Material for this exercise:
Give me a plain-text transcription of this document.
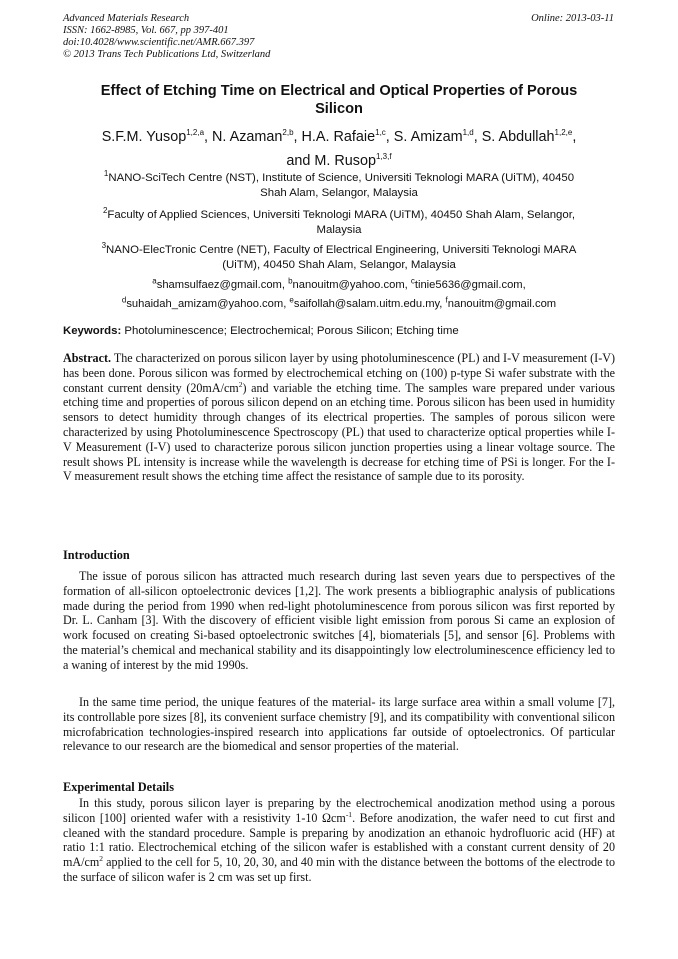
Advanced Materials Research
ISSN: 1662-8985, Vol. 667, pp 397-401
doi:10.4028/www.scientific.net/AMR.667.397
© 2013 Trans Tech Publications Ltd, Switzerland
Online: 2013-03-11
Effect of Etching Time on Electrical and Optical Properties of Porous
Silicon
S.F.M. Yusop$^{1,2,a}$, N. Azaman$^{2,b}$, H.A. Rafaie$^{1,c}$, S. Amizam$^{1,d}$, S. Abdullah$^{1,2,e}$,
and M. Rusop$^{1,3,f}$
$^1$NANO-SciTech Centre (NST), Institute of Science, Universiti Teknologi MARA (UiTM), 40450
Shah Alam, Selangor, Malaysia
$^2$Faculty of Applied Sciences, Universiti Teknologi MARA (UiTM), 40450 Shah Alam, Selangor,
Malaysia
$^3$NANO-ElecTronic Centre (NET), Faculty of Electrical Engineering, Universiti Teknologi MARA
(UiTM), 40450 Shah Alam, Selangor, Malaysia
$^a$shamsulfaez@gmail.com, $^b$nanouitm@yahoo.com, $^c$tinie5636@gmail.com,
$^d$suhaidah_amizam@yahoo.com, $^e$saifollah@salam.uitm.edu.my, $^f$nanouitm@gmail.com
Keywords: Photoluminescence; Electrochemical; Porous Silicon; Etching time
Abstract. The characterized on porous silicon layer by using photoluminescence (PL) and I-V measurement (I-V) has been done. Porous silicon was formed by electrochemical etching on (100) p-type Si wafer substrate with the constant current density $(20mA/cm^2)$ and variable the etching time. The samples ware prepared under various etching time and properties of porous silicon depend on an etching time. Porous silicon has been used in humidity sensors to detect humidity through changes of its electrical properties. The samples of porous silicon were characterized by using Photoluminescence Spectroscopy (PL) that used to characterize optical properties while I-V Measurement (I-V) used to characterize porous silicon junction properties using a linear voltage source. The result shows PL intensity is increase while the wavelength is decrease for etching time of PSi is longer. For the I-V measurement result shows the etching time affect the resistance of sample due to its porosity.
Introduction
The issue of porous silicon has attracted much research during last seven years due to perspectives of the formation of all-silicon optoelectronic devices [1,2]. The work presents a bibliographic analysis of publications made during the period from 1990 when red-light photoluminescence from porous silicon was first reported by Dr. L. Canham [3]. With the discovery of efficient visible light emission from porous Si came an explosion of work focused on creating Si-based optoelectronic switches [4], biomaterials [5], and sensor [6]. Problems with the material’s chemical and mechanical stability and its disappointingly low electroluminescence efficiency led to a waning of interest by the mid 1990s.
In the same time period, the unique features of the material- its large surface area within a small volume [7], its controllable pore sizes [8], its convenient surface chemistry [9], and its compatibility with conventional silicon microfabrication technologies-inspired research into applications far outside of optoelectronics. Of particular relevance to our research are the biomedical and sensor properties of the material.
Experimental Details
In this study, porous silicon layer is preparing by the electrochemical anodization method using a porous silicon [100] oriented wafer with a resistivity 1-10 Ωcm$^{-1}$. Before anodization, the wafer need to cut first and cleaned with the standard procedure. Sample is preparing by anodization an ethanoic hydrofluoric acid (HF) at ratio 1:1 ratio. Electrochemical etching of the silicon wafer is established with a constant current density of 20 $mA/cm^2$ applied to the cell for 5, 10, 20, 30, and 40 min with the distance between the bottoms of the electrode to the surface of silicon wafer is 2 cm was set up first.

Exercise directions:
Each line above is to be copied verbatim. Drop any image from the copy.

Solution to this problem:
Give me a plain-text transcription of this document.
Advanced Materials Research
ISSN: 1662-8985, Vol. 667, pp 397-401
doi:10.4028/www.scientific.net/AMR.667.397
© 2013 Trans Tech Publications Ltd, Switzerland
Online: 2013-03-11
Effect of Etching Time on Electrical and Optical Properties of Porous
Silicon
S.F.M. Yusop$^{1,2,a}$, N. Azaman$^{2,b}$, H.A. Rafaie$^{1,c}$, S. Amizam$^{1,d}$, S. Abdullah$^{1,2,e}$,
and M. Rusop$^{1,3,f}$
$^1$NANO-SciTech Centre (NST), Institute of Science, Universiti Teknologi MARA (UiTM), 40450
Shah Alam, Selangor, Malaysia
$^2$Faculty of Applied Sciences, Universiti Teknologi MARA (UiTM), 40450 Shah Alam, Selangor,
Malaysia
$^3$NANO-ElecTronic Centre (NET), Faculty of Electrical Engineering, Universiti Teknologi MARA
(UiTM), 40450 Shah Alam, Selangor, Malaysia
$^a$shamsulfaez@gmail.com, $^b$nanouitm@yahoo.com, $^c$tinie5636@gmail.com,
$^d$suhaidah_amizam@yahoo.com, $^e$saifollah@salam.uitm.edu.my, $^f$nanouitm@gmail.com
Keywords: Photoluminescence; Electrochemical; Porous Silicon; Etching time
Abstract. The characterized on porous silicon layer by using photoluminescence (PL) and I-V measurement (I-V) has been done. Porous silicon was formed by electrochemical etching on (100) p-type Si wafer substrate with the constant current density $(20mA/cm^2)$ and variable the etching time. The samples ware prepared under various etching time and properties of porous silicon depend on an etching time. Porous silicon has been used in humidity sensors to detect humidity through changes of its electrical properties. The samples of porous silicon were characterized by using Photoluminescence Spectroscopy (PL) that used to characterize optical properties while I-V Measurement (I-V) used to characterize porous silicon junction properties using a linear voltage source. The result shows PL intensity is increase while the wavelength is decrease for etching time of PSi is longer. For the I-V measurement result shows the etching time affect the resistance of sample due to its porosity.
Introduction
The issue of porous silicon has attracted much research during last seven years due to perspectives of the formation of all-silicon optoelectronic devices [1,2]. The work presents a bibliographic analysis of publications made during the period from 1990 when red-light photoluminescence from porous silicon was first reported by Dr. L. Canham [3]. With the discovery of efficient visible light emission from porous Si came an explosion of work focused on creating Si-based optoelectronic switches [4], biomaterials [5], and sensor [6]. Problems with the material’s chemical and mechanical stability and its disappointingly low electroluminescence efficiency led to a waning of interest by the mid 1990s.
In the same time period, the unique features of the material- its large surface area within a small volume [7], its controllable pore sizes [8], its convenient surface chemistry [9], and its compatibility with conventional silicon microfabrication technologies-inspired research into applications far outside of optoelectronics. Of particular relevance to our research are the biomedical and sensor properties of the material.
Experimental Details
In this study, porous silicon layer is preparing by the electrochemical anodization method using a porous silicon [100] oriented wafer with a resistivity 1-10 Ωcm$^{-1}$. Before anodization, the wafer need to cut first and cleaned with the standard procedure. Sample is preparing by anodization an ethanoic hydrofluoric acid (HF) at ratio 1:1 ratio. Electrochemical etching of the silicon wafer is established with a constant current density of 20 $mA/cm^2$ applied to the cell for 5, 10, 20, 30, and 40 min with the distance between the bottoms of the electrode to the surface of silicon wafer is 2 cm was set up first.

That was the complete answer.